_Testo proposto_
------------------------

Nel discorso ai nuovi
cardinali, rispondendo al rituale indirizzo del card. Traglia, Papa Giovanni
diceva: «I cardinali apparsi nella luce di questo concistoro sono sette di
numero, e sette le berrette or ora distribuite. La novità che rende
più grande la nostra consolazione ed in parte mitiga il nostro trepidare
per il presente di alcuni Paesi e per l'avvenire religioso ed anche sociale
delle giovanissime generazioni - novità particolarmente sensibili
è la introduzione nel consesso cardinalizio dei figli del Giappone, delle
Isole Filippine, del Tanganika; e il saperli accolti con riverenza e onore dai
loro colleghi. Dal primo annuncio di questo avvenimento ne abbiamo raccolto da
tutto il mondo gli èchi più festosi e plaudenti; per vie dirette
ed attraverso la stampa e la radio, non solo da parte di figli nostri cattolici,
ma anche di uomini di ogni provenienza e colore, che ebbero la cortesia di farci
giungere espressioni che ci hanno tanto commosso». Nella comune letizia dei
cuori il nostro spirito esulta poiché vede continuamente avverata la
parola di Cristo: «E verranno dall'Oriente e dall'Occidente, e dal
Settentrione e dal Mezzodì, e siederanno nel regno di Dio».
Il
Papa non pretendeva di aver creato una novità nell'essenza; aveva
semplicemente reso giustizia, dopo tanti secoli, a missioni benemerite e a
Chiese gloriose. Lo disse chiaramente, sul finire del discorso: «Noi non
teniamo a battesimo le vostre comunità: ma possiamo umilmente esultare
nello spirito del Signore per avere trasmesso a voi, per la prima volta, il
segno della dignità cardinalizia romana, con la certezza che essa, come
è simbolo di unità con la Sede di Pietro così sarà
seme fecondo di nuove affermazioni della nostra santa religione nei secoli
avvenire. Il distintivo purpureo del cardinalato e un onore che noi rendiamo ai
missionari ed al clero nativo che, attraverso fasi difficili ed eroiche, spesso
di lacrime e di martirio prepararono l'alba di questa giornata
felice».
NESSUNA TENTAZIONE DI VANITÀ
Tutto ciò che Papa Giovanni ha intuito, di
geniale e di nuovo, è risultato splendidamente antico, cioè ricco
dello spirito e delle vibrazioni delle origini. Guai a trascurare
l'intimità religiosa, la temperie spirituale quale emerge dal Giornale
dell'Anima: si rischierebbe di non comprendere nella maniera adatta tutto
ciò che Papa Giovanni ha fatto, e, prima ancora, tutto ciò che
Papa Giovanni è stato ed è tuttora per la Chiesa.
Per il 1960
gli appunti del Giornale sono poco più di due pagine. Ma si tratta di due
pagine nelle quali lo spirito del distacco da ogni soddisfazione si fa
più evidente e liberatore che mai, insieme al totale abbandono alla
volontà di Dio.

------------------------

_Righe estratte_
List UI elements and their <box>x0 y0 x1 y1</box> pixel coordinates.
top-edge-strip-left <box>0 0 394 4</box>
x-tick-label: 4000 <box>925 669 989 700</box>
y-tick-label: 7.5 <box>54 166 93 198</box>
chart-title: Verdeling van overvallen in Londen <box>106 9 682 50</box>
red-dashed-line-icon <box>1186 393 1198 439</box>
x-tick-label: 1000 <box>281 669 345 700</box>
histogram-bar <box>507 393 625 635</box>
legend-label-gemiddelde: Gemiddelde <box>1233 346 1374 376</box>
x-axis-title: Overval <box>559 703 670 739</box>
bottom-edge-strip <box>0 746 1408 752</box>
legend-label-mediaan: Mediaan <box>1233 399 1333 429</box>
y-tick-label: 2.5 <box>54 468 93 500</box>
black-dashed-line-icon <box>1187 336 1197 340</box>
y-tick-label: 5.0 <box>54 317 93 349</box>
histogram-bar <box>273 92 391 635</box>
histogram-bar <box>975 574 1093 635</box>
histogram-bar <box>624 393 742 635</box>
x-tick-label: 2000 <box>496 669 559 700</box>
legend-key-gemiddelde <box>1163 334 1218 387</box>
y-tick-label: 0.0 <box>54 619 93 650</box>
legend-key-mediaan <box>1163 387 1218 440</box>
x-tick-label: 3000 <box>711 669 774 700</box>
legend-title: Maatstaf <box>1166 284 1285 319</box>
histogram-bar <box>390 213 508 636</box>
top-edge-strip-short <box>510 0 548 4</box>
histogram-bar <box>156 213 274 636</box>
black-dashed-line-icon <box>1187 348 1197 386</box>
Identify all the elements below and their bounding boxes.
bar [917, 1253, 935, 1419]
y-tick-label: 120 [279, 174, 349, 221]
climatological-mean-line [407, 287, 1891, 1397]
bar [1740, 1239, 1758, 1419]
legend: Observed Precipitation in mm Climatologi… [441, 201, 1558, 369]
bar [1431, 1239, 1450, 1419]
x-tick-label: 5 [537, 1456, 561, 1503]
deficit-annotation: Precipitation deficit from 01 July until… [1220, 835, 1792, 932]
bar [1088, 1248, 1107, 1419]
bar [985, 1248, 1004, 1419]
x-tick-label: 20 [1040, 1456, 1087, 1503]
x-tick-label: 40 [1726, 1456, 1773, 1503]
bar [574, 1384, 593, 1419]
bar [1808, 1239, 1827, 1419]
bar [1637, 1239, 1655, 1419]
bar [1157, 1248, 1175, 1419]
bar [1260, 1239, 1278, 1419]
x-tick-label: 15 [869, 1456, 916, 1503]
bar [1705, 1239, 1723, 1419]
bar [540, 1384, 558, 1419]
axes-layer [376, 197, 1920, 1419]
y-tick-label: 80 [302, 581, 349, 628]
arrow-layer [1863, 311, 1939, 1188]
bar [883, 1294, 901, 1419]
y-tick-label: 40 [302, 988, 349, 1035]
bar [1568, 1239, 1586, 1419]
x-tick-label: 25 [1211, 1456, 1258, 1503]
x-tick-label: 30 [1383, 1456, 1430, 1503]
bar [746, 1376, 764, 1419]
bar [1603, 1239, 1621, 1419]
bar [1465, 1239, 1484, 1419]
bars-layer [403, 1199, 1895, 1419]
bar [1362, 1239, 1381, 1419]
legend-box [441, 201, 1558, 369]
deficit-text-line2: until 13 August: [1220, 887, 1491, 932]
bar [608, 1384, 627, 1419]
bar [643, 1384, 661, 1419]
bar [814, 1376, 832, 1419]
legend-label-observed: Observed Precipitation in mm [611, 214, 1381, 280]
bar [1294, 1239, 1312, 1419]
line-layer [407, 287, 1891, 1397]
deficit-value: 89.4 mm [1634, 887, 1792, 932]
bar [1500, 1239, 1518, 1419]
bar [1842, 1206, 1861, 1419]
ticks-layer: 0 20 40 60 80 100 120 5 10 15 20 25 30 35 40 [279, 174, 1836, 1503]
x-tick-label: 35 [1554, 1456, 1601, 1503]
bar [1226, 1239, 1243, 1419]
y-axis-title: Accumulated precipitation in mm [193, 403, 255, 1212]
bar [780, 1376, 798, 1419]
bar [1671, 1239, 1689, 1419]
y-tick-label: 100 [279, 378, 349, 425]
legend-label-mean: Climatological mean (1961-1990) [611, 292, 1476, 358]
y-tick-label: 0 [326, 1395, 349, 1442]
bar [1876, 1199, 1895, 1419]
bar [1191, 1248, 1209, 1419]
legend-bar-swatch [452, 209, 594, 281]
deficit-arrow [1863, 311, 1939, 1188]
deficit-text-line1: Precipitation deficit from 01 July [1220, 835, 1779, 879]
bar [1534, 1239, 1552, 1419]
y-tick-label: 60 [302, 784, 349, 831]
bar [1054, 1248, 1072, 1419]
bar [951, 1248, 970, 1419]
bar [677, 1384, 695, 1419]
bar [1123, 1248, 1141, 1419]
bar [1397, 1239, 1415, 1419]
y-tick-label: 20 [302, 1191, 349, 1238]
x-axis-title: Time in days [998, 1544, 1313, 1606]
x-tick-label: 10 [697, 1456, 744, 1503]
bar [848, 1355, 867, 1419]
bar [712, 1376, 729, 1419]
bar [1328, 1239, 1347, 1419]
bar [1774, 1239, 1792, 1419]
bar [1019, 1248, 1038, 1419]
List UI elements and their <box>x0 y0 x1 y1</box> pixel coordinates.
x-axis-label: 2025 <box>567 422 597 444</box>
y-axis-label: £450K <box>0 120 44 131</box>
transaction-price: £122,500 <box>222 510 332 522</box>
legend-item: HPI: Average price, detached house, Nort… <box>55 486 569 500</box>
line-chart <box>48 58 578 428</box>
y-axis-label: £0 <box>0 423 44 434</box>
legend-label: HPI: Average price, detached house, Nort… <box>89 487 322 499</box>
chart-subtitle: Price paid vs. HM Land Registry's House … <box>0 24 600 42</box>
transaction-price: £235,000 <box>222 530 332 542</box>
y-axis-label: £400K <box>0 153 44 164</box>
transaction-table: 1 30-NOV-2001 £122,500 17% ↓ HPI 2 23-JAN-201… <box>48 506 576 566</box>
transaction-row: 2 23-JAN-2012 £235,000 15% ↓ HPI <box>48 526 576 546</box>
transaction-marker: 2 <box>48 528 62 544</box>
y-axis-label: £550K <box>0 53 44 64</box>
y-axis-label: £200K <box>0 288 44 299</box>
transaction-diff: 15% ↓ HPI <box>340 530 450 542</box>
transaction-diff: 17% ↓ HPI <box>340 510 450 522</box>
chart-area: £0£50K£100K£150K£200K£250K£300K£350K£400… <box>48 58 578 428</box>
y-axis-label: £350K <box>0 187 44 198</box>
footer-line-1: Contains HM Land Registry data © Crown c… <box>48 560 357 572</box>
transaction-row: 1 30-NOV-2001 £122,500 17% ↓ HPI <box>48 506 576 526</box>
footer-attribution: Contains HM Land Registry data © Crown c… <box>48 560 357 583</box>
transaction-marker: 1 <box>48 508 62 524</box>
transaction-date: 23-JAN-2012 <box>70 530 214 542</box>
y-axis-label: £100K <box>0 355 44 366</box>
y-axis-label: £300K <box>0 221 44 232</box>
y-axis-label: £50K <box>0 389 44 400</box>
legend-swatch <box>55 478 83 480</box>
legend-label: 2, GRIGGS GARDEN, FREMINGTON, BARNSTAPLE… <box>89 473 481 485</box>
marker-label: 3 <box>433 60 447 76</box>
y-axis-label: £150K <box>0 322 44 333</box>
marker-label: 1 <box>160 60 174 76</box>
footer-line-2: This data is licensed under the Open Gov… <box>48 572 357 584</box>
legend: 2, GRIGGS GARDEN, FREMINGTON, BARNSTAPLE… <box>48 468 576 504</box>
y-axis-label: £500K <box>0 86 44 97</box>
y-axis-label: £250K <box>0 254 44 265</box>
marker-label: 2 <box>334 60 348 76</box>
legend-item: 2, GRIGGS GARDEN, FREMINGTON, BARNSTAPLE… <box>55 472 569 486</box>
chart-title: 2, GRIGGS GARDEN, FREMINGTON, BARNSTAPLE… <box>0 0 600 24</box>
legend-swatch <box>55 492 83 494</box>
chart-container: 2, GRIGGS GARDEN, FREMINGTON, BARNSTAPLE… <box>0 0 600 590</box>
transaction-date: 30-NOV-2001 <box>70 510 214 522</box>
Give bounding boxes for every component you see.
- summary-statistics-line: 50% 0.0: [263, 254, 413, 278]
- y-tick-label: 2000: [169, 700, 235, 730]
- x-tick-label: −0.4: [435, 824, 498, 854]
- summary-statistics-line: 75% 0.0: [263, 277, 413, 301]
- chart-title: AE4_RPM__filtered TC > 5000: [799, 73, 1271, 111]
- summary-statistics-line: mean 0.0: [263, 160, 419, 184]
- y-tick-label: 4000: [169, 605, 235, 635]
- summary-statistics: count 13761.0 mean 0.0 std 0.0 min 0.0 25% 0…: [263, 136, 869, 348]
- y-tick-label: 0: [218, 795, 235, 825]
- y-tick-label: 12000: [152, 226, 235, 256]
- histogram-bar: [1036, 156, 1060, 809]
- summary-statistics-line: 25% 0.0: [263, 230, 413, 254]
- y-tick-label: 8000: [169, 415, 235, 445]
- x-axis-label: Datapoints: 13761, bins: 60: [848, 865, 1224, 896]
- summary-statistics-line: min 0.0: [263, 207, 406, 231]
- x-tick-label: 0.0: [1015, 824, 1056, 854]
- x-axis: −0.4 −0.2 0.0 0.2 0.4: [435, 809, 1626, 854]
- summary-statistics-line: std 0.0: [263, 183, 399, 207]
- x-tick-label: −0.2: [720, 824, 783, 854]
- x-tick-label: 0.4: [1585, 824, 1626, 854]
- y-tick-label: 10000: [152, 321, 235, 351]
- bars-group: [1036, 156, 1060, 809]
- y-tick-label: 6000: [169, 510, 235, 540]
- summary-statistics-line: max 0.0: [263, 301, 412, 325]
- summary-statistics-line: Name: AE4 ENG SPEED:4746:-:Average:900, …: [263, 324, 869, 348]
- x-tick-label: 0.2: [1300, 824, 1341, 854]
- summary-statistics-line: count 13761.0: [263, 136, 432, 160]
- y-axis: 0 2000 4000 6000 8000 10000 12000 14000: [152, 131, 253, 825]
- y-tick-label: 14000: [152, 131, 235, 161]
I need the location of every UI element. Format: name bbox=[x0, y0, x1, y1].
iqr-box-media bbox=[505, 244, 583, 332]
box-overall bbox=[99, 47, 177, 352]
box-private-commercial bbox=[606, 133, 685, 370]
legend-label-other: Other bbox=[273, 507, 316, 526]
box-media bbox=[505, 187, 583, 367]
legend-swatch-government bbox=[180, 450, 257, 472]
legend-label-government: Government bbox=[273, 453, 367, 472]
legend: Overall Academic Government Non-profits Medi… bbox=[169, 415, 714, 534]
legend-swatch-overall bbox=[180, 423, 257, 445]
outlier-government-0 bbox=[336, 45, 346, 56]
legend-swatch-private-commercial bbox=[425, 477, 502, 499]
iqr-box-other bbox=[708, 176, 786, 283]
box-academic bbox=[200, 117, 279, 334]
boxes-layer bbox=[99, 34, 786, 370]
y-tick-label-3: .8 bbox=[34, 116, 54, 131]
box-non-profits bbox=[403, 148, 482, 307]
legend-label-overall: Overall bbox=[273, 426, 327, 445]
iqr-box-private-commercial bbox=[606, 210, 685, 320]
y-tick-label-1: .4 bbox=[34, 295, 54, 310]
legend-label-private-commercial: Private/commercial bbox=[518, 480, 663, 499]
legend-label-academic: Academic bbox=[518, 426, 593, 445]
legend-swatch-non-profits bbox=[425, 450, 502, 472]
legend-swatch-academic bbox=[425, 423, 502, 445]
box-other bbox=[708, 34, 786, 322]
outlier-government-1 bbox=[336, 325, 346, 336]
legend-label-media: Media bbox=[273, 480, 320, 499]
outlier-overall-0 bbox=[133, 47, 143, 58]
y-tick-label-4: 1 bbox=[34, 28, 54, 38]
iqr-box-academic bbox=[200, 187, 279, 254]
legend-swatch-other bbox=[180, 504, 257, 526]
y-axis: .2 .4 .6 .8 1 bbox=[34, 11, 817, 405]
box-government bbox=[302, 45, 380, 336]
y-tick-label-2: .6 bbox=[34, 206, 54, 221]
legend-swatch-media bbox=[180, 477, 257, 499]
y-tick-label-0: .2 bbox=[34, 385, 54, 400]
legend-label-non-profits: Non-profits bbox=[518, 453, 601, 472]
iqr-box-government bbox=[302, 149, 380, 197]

------------------------

_Consegna_
Riprendi il testo su Papa Giovanni e proseguilo a partire dall'ultima frase riportata. Le righe non hanno alcun legame con il testo su Papa Giovanni.

_Svolgimento_
Nel ritiro del novembre-dicembre 1960, in Vaticano,
Papa Giovanni annota: «Il corso della mia vita in questi ultimi due anni -
28 ottobre 1958, 59-60 - segna un'accentuazione spontanea e fervida di unione
con Cristo, con la Chiesa e col paradiso che mi attende. Reputo come indizio di
una grande misericordia del Signore Gesù per me, questo conservarmi la
sua pace e i segni anche esteriori della sua grazia, che spiegano, a quanto
sento dire, la perennità della mia calma, che mi fa godere di una
semplicità e mitezza di spirito, che mantiene sempre in ogni ora della
mia giornata la disposizione a lasciar tutto, e a partire anche subito per la
eterna vita. I miei difetti e le mie miserie mi sono motivo di interna continua
umiliazione che non mi permette di esaltarmi in nessun modo, ma neppure
affievoliscono la mia confidenza, il mio abbandono in Dio, di cui sento sopra di
me la mano carezzevole che mi sostiene e mi incoraggia».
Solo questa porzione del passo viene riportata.